DESCRIPTION OF THE TASK: Copy out every line of the data exactly.

DATA FOR PROCESSING:
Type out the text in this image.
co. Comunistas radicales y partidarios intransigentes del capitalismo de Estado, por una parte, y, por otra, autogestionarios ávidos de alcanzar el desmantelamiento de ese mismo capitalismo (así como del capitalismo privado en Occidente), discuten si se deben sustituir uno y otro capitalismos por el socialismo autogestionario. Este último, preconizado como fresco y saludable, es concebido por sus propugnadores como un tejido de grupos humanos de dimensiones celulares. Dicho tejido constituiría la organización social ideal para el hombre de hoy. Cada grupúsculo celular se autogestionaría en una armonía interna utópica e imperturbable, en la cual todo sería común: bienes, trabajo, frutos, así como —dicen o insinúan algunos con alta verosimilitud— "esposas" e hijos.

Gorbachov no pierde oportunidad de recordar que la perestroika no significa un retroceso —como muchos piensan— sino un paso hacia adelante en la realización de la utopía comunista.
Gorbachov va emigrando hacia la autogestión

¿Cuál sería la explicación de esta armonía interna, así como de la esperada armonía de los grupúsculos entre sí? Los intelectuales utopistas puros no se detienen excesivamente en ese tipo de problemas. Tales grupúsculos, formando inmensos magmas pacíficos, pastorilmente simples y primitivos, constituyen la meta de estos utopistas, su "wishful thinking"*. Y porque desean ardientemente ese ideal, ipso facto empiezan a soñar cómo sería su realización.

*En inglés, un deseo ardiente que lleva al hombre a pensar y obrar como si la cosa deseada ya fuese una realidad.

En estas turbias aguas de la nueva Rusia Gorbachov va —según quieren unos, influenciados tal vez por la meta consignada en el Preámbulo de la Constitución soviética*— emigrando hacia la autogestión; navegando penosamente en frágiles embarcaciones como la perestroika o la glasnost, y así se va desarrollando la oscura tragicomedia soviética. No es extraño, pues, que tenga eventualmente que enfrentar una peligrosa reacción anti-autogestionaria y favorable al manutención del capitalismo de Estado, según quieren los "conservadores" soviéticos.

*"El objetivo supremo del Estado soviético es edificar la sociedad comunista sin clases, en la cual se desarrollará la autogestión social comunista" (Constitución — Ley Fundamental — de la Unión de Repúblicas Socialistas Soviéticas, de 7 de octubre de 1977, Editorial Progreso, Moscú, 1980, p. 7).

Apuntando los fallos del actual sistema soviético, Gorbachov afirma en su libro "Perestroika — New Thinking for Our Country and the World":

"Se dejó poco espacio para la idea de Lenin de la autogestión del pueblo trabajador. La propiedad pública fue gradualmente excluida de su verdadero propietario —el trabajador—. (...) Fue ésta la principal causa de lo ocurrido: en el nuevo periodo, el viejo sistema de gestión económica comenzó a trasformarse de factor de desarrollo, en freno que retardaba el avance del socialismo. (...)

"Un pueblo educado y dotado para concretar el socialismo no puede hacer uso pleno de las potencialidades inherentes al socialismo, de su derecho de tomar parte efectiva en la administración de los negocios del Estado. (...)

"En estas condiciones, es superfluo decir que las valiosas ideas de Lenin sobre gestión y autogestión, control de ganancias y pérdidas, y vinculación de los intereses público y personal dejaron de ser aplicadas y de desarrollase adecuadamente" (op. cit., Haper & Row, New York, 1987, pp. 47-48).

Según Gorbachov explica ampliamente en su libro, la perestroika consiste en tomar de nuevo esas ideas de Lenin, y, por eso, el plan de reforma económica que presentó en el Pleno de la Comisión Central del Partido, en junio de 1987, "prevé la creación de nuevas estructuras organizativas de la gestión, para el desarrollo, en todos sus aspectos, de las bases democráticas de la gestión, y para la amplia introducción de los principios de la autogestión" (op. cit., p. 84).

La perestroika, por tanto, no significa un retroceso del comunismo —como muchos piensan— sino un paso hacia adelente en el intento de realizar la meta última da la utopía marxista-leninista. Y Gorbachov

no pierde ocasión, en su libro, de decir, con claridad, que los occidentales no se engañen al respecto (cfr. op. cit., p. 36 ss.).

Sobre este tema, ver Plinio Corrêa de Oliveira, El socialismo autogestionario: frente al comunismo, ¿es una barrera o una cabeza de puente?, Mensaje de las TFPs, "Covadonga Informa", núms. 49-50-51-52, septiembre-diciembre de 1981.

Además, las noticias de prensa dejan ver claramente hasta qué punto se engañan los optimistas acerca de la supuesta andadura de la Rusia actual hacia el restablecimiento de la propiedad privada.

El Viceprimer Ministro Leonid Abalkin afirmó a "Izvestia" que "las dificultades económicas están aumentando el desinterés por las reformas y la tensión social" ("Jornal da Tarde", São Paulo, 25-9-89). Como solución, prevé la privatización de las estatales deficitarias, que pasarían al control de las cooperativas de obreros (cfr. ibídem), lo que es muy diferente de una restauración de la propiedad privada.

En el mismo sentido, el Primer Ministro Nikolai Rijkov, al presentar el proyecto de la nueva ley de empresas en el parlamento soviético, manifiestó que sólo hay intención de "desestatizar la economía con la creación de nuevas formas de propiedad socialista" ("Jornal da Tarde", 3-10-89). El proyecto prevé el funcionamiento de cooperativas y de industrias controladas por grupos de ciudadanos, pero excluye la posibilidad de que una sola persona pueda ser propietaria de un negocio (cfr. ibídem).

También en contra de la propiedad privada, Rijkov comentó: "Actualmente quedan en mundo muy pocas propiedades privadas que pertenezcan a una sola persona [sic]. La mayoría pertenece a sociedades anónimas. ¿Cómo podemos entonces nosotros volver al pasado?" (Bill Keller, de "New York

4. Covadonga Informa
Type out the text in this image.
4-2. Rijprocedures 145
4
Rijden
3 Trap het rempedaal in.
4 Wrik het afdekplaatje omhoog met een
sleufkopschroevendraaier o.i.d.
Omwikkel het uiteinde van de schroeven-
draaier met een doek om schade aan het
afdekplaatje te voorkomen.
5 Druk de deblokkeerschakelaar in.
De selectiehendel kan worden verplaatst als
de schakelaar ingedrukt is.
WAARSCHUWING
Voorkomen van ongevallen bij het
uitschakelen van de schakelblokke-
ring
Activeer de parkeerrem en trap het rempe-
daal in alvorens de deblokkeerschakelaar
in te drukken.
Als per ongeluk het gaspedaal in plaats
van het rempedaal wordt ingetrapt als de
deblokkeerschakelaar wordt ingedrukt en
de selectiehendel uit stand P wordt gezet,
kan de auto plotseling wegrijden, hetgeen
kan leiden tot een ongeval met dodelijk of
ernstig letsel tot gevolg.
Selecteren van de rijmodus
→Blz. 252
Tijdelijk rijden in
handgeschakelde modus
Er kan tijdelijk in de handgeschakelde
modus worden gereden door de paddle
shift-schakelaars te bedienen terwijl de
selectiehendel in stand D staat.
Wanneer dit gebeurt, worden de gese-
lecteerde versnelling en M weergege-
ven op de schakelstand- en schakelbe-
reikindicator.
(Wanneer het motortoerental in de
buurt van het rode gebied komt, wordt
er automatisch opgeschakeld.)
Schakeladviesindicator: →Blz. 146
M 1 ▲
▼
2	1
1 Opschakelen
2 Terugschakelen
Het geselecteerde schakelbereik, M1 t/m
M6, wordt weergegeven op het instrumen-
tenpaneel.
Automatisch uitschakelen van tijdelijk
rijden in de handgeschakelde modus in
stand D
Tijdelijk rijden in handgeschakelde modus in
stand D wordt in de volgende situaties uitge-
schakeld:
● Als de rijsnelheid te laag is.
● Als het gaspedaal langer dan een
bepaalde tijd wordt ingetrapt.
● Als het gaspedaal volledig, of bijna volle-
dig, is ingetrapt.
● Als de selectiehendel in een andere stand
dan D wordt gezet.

THE ANSWER:
Type out the text in this image.
co. Comunistas radicales y partidarios intransigentes del capitalismo de Estado, por una parte, y, por otra, autogestionarios ávidos de alcanzar el desmantelamiento de ese mismo capitalismo (así como del capitalismo privado en Occidente), discuten si se deben sustituir uno y otro capitalismos por el socialismo autogestionario. Este último, preconizado como fresco y saludable, es concebido por sus propugnadores como un tejido de grupos humanos de dimensiones celulares. Dicho tejido constituiría la organización social ideal para el hombre de hoy. Cada grupúsculo celular se autogestionaría en una armonía interna utópica e imperturbable, en la cual todo sería común: bienes, trabajo, frutos, así como —dicen o insinúan algunos con alta verosimilitud— "esposas" e hijos.

Gorbachov no pierde oportunidad de recordar que la perestroika no significa un retroceso —como muchos piensan— sino un paso hacia adelante en la realización de la utopía comunista.
Gorbachov va emigrando hacia la autogestión

¿Cuál sería la explicación de esta armonía interna, así como de la esperada armonía de los grupúsculos entre sí? Los intelectuales utopistas puros no se detienen excesivamente en ese tipo de problemas. Tales grupúsculos, formando inmensos magmas pacíficos, pastorilmente simples y primitivos, constituyen la meta de estos utopistas, su "wishful thinking"*. Y porque desean ardientemente ese ideal, ipso facto empiezan a soñar cómo sería su realización.

*En inglés, un deseo ardiente que lleva al hombre a pensar y obrar como si la cosa deseada ya fuese una realidad.

En estas turbias aguas de la nueva Rusia Gorbachov va —según quieren unos, influenciados tal vez por la meta consignada en el Preámbulo de la Constitución soviética*— emigrando hacia la autogestión; navegando penosamente en frágiles embarcaciones como la perestroika o la glasnost, y así se va desarrollando la oscura tragicomedia soviética. No es extraño, pues, que tenga eventualmente que enfrentar una peligrosa reacción anti-autogestionaria y favorable al manutención del capitalismo de Estado, según quieren los "conservadores" soviéticos.

*"El objetivo supremo del Estado soviético es edificar la sociedad comunista sin clases, en la cual se desarrollará la autogestión social comunista" (Constitución — Ley Fundamental — de la Unión de Repúblicas Socialistas Soviéticas, de 7 de octubre de 1977, Editorial Progreso, Moscú, 1980, p. 7).

Apuntando los fallos del actual sistema soviético, Gorbachov afirma en su libro "Perestroika — New Thinking for Our Country and the World":

"Se dejó poco espacio para la idea de Lenin de la autogestión del pueblo trabajador. La propiedad pública fue gradualmente excluida de su verdadero propietario —el trabajador—. (...) Fue ésta la principal causa de lo ocurrido: en el nuevo periodo, el viejo sistema de gestión económica comenzó a trasformarse de factor de desarrollo, en freno que retardaba el avance del socialismo. (...)

"Un pueblo educado y dotado para concretar el socialismo no puede hacer uso pleno de las potencialidades inherentes al socialismo, de su derecho de tomar parte efectiva en la administración de los negocios del Estado. (...)

"En estas condiciones, es superfluo decir que las valiosas ideas de Lenin sobre gestión y autogestión, control de ganancias y pérdidas, y vinculación de los intereses público y personal dejaron de ser aplicadas y de desarrollase adecuadamente" (op. cit., Haper & Row, New York, 1987, pp. 47-48).

Según Gorbachov explica ampliamente en su libro, la perestroika consiste en tomar de nuevo esas ideas de Lenin, y, por eso, el plan de reforma económica que presentó en el Pleno de la Comisión Central del Partido, en junio de 1987, "prevé la creación de nuevas estructuras organizativas de la gestión, para el desarrollo, en todos sus aspectos, de las bases democráticas de la gestión, y para la amplia introducción de los principios de la autogestión" (op. cit., p. 84).

La perestroika, por tanto, no significa un retroceso del comunismo —como muchos piensan— sino un paso hacia adelente en el intento de realizar la meta última da la utopía marxista-leninista. Y Gorbachov

no pierde ocasión, en su libro, de decir, con claridad, que los occidentales no se engañen al respecto (cfr. op. cit., p. 36 ss.).

Sobre este tema, ver Plinio Corrêa de Oliveira, El socialismo autogestionario: frente al comunismo, ¿es una barrera o una cabeza de puente?, Mensaje de las TFPs, "Covadonga Informa", núms. 49-50-51-52, septiembre-diciembre de 1981.

Además, las noticias de prensa dejan ver claramente hasta qué punto se engañan los optimistas acerca de la supuesta andadura de la Rusia actual hacia el restablecimiento de la propiedad privada.

El Viceprimer Ministro Leonid Abalkin afirmó a "Izvestia" que "las dificultades económicas están aumentando el desinterés por las reformas y la tensión social" ("Jornal da Tarde", São Paulo, 25-9-89). Como solución, prevé la privatización de las estatales deficitarias, que pasarían al control de las cooperativas de obreros (cfr. ibídem), lo que es muy diferente de una restauración de la propiedad privada.

En el mismo sentido, el Primer Ministro Nikolai Rijkov, al presentar el proyecto de la nueva ley de empresas en el parlamento soviético, manifiestó que sólo hay intención de "desestatizar la economía con la creación de nuevas formas de propiedad socialista" ("Jornal da Tarde", 3-10-89). El proyecto prevé el funcionamiento de cooperativas y de industrias controladas por grupos de ciudadanos, pero excluye la posibilidad de que una sola persona pueda ser propietaria de un negocio (cfr. ibídem).

También en contra de la propiedad privada, Rijkov comentó: "Actualmente quedan en mundo muy pocas propiedades privadas que pertenezcan a una sola persona [sic]. La mayoría pertenece a sociedades anónimas. ¿Cómo podemos entonces nosotros volver al pasado?" (Bill Keller, de "New York

4. Covadonga Informa
Type out the text in this image.
4-2. Rijprocedures 145
4
Rijden
3 Trap het rempedaal in.
4 Wrik het afdekplaatje omhoog met een
sleufkopschroevendraaier o.i.d.
Omwikkel het uiteinde van de schroeven-
draaier met een doek om schade aan het
afdekplaatje te voorkomen.
5 Druk de deblokkeerschakelaar in.
De selectiehendel kan worden verplaatst als
de schakelaar ingedrukt is.
WAARSCHUWING
Voorkomen van ongevallen bij het
uitschakelen van de schakelblokke-
ring
Activeer de parkeerrem en trap het rempe-
daal in alvorens de deblokkeerschakelaar
in te drukken.
Als per ongeluk het gaspedaal in plaats
van het rempedaal wordt ingetrapt als de
deblokkeerschakelaar wordt ingedrukt en
de selectiehendel uit stand P wordt gezet,
kan de auto plotseling wegrijden, hetgeen
kan leiden tot een ongeval met dodelijk of
ernstig letsel tot gevolg.
Selecteren van de rijmodus
→Blz. 252
Tijdelijk rijden in
handgeschakelde modus
Er kan tijdelijk in de handgeschakelde
modus worden gereden door de paddle
shift-schakelaars te bedienen terwijl de
selectiehendel in stand D staat.
Wanneer dit gebeurt, worden de gese-
lecteerde versnelling en M weergege-
ven op de schakelstand- en schakelbe-
reikindicator.
(Wanneer het motortoerental in de
buurt van het rode gebied komt, wordt
er automatisch opgeschakeld.)
Schakeladviesindicator: →Blz. 146
M 1 ▲
▼
2	1
1 Opschakelen
2 Terugschakelen
Het geselecteerde schakelbereik, M1 t/m
M6, wordt weergegeven op het instrumen-
tenpaneel.
Automatisch uitschakelen van tijdelijk
rijden in de handgeschakelde modus in
stand D
Tijdelijk rijden in handgeschakelde modus in
stand D wordt in de volgende situaties uitge-
schakeld:
● Als de rijsnelheid te laag is.
● Als het gaspedaal langer dan een
bepaalde tijd wordt ingetrapt.
● Als het gaspedaal volledig, of bijna volle-
dig, is ingetrapt.
● Als de selectiehendel in een andere stand
dan D wordt gezet.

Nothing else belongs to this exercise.